Rows from a dataset:
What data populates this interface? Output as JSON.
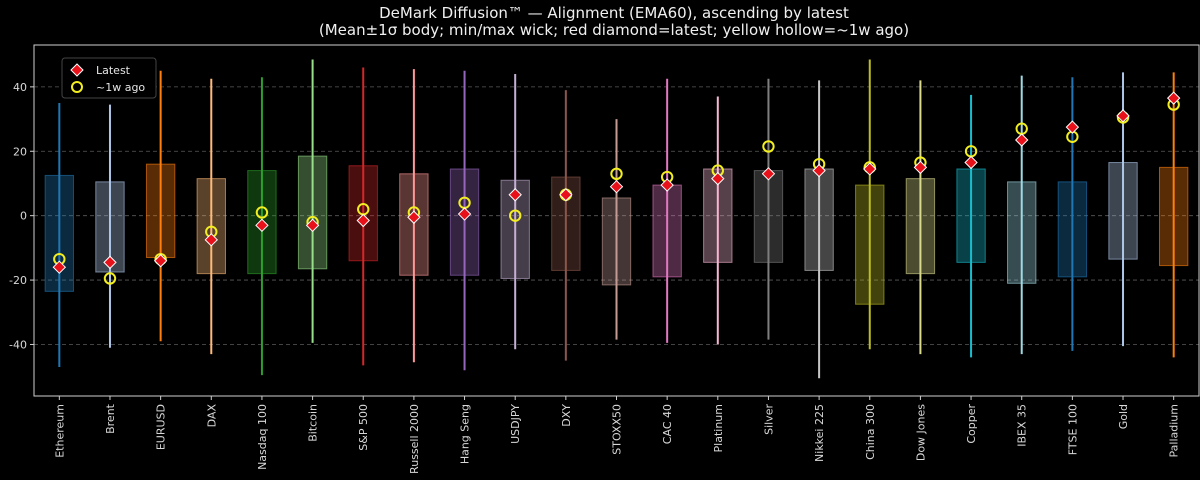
{
  "chart_data": {
    "type": "box-range",
    "title": "DeMark Diffusion™ — Alignment (EMA60), ascending by latest",
    "subtitle": "(Mean±1σ body; min/max wick; red diamond=latest; yellow hollow=~1w ago)",
    "ylim": [
      -56,
      53
    ],
    "yticks": [
      -40,
      -20,
      0,
      20,
      40
    ],
    "grid": "horizontal-dashed",
    "legend": {
      "position": "top-left",
      "latest_label": "Latest",
      "week_label": "~1w ago"
    },
    "colors": {
      "latest_marker": "#e8111a",
      "week_marker": "#f2ee1f",
      "background": "#000000"
    },
    "categories": [
      "Ethereum",
      "Brent",
      "EURUSD",
      "DAX",
      "Nasdaq 100",
      "Bitcoin",
      "S&P 500",
      "Russell 2000",
      "Hang Seng",
      "USDJPY",
      "DXY",
      "STOXX50",
      "CAC 40",
      "Platinum",
      "Silver",
      "Nikkei 225",
      "China 300",
      "Dow Jones",
      "Copper",
      "IBEX 35",
      "FTSE 100",
      "Gold",
      "Palladium"
    ],
    "series": [
      {
        "min": -47,
        "max": 35,
        "low": -23.5,
        "high": 12.5,
        "latest": -16,
        "week": -13.5,
        "color": "#1f77b4"
      },
      {
        "min": -41,
        "max": 34.5,
        "low": -17.5,
        "high": 10.5,
        "latest": -14.5,
        "week": -19.5,
        "color": "#aec7e8"
      },
      {
        "min": -39,
        "max": 45,
        "low": -13,
        "high": 16,
        "latest": -14,
        "week": -13.5,
        "color": "#ff7f0e"
      },
      {
        "min": -43,
        "max": 42.5,
        "low": -18,
        "high": 11.5,
        "latest": -7.5,
        "week": -5,
        "color": "#ffbb78"
      },
      {
        "min": -49.5,
        "max": 43,
        "low": -18,
        "high": 14,
        "latest": -3,
        "week": 1,
        "color": "#2ca02c"
      },
      {
        "min": -39.5,
        "max": 48.5,
        "low": -16.5,
        "high": 18.5,
        "latest": -3,
        "week": -2,
        "color": "#98df8a"
      },
      {
        "min": -46.5,
        "max": 46,
        "low": -14,
        "high": 15.5,
        "latest": -1.5,
        "week": 2,
        "color": "#d62728"
      },
      {
        "min": -45.5,
        "max": 45.5,
        "low": -18.5,
        "high": 13,
        "latest": -0.5,
        "week": 1,
        "color": "#ff9896"
      },
      {
        "min": -48,
        "max": 45,
        "low": -18.5,
        "high": 14.5,
        "latest": 0.5,
        "week": 4,
        "color": "#9467bd"
      },
      {
        "min": -41.5,
        "max": 44,
        "low": -19.5,
        "high": 11,
        "latest": 6.5,
        "week": 0,
        "color": "#c5b0d5"
      },
      {
        "min": -45,
        "max": 39,
        "low": -17,
        "high": 12,
        "latest": 6.5,
        "week": 6.5,
        "color": "#8c564b"
      },
      {
        "min": -38.5,
        "max": 30,
        "low": -21.5,
        "high": 5.5,
        "latest": 9,
        "week": 13,
        "color": "#c49c94"
      },
      {
        "min": -39.5,
        "max": 42.5,
        "low": -19,
        "high": 9.5,
        "latest": 9.5,
        "week": 12,
        "color": "#e377c2"
      },
      {
        "min": -40,
        "max": 37,
        "low": -14.5,
        "high": 14.5,
        "latest": 11.5,
        "week": 14,
        "color": "#f7b6d2"
      },
      {
        "min": -38.5,
        "max": 42.5,
        "low": -14.5,
        "high": 14,
        "latest": 13,
        "week": 21.5,
        "color": "#7f7f7f"
      },
      {
        "min": -50.5,
        "max": 42,
        "low": -17,
        "high": 14.5,
        "latest": 14,
        "week": 16,
        "color": "#c7c7c7"
      },
      {
        "min": -41.5,
        "max": 48.5,
        "low": -27.5,
        "high": 9.5,
        "latest": 14.5,
        "week": 15,
        "color": "#bcbd22"
      },
      {
        "min": -43,
        "max": 42,
        "low": -18,
        "high": 11.5,
        "latest": 15,
        "week": 16.5,
        "color": "#dbdb8d"
      },
      {
        "min": -44,
        "max": 37.5,
        "low": -14.5,
        "high": 14.5,
        "latest": 16.5,
        "week": 20,
        "color": "#17becf"
      },
      {
        "min": -43,
        "max": 43.5,
        "low": -21,
        "high": 10.5,
        "latest": 23.5,
        "week": 27,
        "color": "#9edae5"
      },
      {
        "min": -42,
        "max": 43,
        "low": -19,
        "high": 10.5,
        "latest": 27.5,
        "week": 24.5,
        "color": "#1f77b4"
      },
      {
        "min": -40.5,
        "max": 44.5,
        "low": -13.5,
        "high": 16.5,
        "latest": 31,
        "week": 30.5,
        "color": "#aec7e8"
      },
      {
        "min": -44,
        "max": 44.5,
        "low": -15.5,
        "high": 15,
        "latest": 36.5,
        "week": 34.5,
        "color": "#ff7f0e"
      }
    ]
  }
}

| Work to do |
Make an exact copy of the records above, with the pictures left out.

| Correct result |
What data populates this interface? Output as JSON.
{
  "chart_data": {
    "type": "box-range",
    "title": "DeMark Diffusion™ — Alignment (EMA60), ascending by latest",
    "subtitle": "(Mean±1σ body; min/max wick; red diamond=latest; yellow hollow=~1w ago)",
    "ylim": [
      -56,
      53
    ],
    "yticks": [
      -40,
      -20,
      0,
      20,
      40
    ],
    "grid": "horizontal-dashed",
    "legend": {
      "position": "top-left",
      "latest_label": "Latest",
      "week_label": "~1w ago"
    },
    "colors": {
      "latest_marker": "#e8111a",
      "week_marker": "#f2ee1f",
      "background": "#000000"
    },
    "categories": [
      "Ethereum",
      "Brent",
      "EURUSD",
      "DAX",
      "Nasdaq 100",
      "Bitcoin",
      "S&P 500",
      "Russell 2000",
      "Hang Seng",
      "USDJPY",
      "DXY",
      "STOXX50",
      "CAC 40",
      "Platinum",
      "Silver",
      "Nikkei 225",
      "China 300",
      "Dow Jones",
      "Copper",
      "IBEX 35",
      "FTSE 100",
      "Gold",
      "Palladium"
    ],
    "series": [
      {
        "min": -47,
        "max": 35,
        "low": -23.5,
        "high": 12.5,
        "latest": -16,
        "week": -13.5,
        "color": "#1f77b4"
      },
      {
        "min": -41,
        "max": 34.5,
        "low": -17.5,
        "high": 10.5,
        "latest": -14.5,
        "week": -19.5,
        "color": "#aec7e8"
      },
      {
        "min": -39,
        "max": 45,
        "low": -13,
        "high": 16,
        "latest": -14,
        "week": -13.5,
        "color": "#ff7f0e"
      },
      {
        "min": -43,
        "max": 42.5,
        "low": -18,
        "high": 11.5,
        "latest": -7.5,
        "week": -5,
        "color": "#ffbb78"
      },
      {
        "min": -49.5,
        "max": 43,
        "low": -18,
        "high": 14,
        "latest": -3,
        "week": 1,
        "color": "#2ca02c"
      },
      {
        "min": -39.5,
        "max": 48.5,
        "low": -16.5,
        "high": 18.5,
        "latest": -3,
        "week": -2,
        "color": "#98df8a"
      },
      {
        "min": -46.5,
        "max": 46,
        "low": -14,
        "high": 15.5,
        "latest": -1.5,
        "week": 2,
        "color": "#d62728"
      },
      {
        "min": -45.5,
        "max": 45.5,
        "low": -18.5,
        "high": 13,
        "latest": -0.5,
        "week": 1,
        "color": "#ff9896"
      },
      {
        "min": -48,
        "max": 45,
        "low": -18.5,
        "high": 14.5,
        "latest": 0.5,
        "week": 4,
        "color": "#9467bd"
      },
      {
        "min": -41.5,
        "max": 44,
        "low": -19.5,
        "high": 11,
        "latest": 6.5,
        "week": 0,
        "color": "#c5b0d5"
      },
      {
        "min": -45,
        "max": 39,
        "low": -17,
        "high": 12,
        "latest": 6.5,
        "week": 6.5,
        "color": "#8c564b"
      },
      {
        "min": -38.5,
        "max": 30,
        "low": -21.5,
        "high": 5.5,
        "latest": 9,
        "week": 13,
        "color": "#c49c94"
      },
      {
        "min": -39.5,
        "max": 42.5,
        "low": -19,
        "high": 9.5,
        "latest": 9.5,
        "week": 12,
        "color": "#e377c2"
      },
      {
        "min": -40,
        "max": 37,
        "low": -14.5,
        "high": 14.5,
        "latest": 11.5,
        "week": 14,
        "color": "#f7b6d2"
      },
      {
        "min": -38.5,
        "max": 42.5,
        "low": -14.5,
        "high": 14,
        "latest": 13,
        "week": 21.5,
        "color": "#7f7f7f"
      },
      {
        "min": -50.5,
        "max": 42,
        "low": -17,
        "high": 14.5,
        "latest": 14,
        "week": 16,
        "color": "#c7c7c7"
      },
      {
        "min": -41.5,
        "max": 48.5,
        "low": -27.5,
        "high": 9.5,
        "latest": 14.5,
        "week": 15,
        "color": "#bcbd22"
      },
      {
        "min": -43,
        "max": 42,
        "low": -18,
        "high": 11.5,
        "latest": 15,
        "week": 16.5,
        "color": "#dbdb8d"
      },
      {
        "min": -44,
        "max": 37.5,
        "low": -14.5,
        "high": 14.5,
        "latest": 16.5,
        "week": 20,
        "color": "#17becf"
      },
      {
        "min": -43,
        "max": 43.5,
        "low": -21,
        "high": 10.5,
        "latest": 23.5,
        "week": 27,
        "color": "#9edae5"
      },
      {
        "min": -42,
        "max": 43,
        "low": -19,
        "high": 10.5,
        "latest": 27.5,
        "week": 24.5,
        "color": "#1f77b4"
      },
      {
        "min": -40.5,
        "max": 44.5,
        "low": -13.5,
        "high": 16.5,
        "latest": 31,
        "week": 30.5,
        "color": "#aec7e8"
      },
      {
        "min": -44,
        "max": 44.5,
        "low": -15.5,
        "high": 15,
        "latest": 36.5,
        "week": 34.5,
        "color": "#ff7f0e"
      }
    ]
  }
}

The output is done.